>> Start DATA EXTRACT

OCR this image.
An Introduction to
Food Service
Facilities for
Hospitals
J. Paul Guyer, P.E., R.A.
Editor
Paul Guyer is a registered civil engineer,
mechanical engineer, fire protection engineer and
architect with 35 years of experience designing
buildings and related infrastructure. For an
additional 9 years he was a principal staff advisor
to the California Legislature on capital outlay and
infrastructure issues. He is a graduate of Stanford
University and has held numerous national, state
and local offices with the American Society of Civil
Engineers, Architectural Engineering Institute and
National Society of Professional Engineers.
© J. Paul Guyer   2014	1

>> End DATA EXTRACT

AIM
Provide all the records again, word for word.

COMPLETED TASK
OCR this image.
An Introduction to
Food Service
Facilities for
Hospitals
J. Paul Guyer, P.E., R.A.
Editor
Paul Guyer is a registered civil engineer,
mechanical engineer, fire protection engineer and
architect with 35 years of experience designing
buildings and related infrastructure. For an
additional 9 years he was a principal staff advisor
to the California Legislature on capital outlay and
infrastructure issues. He is a graduate of Stanford
University and has held numerous national, state
and local offices with the American Society of Civil
Engineers, Architectural Engineering Institute and
National Society of Professional Engineers.
© J. Paul Guyer   2014	1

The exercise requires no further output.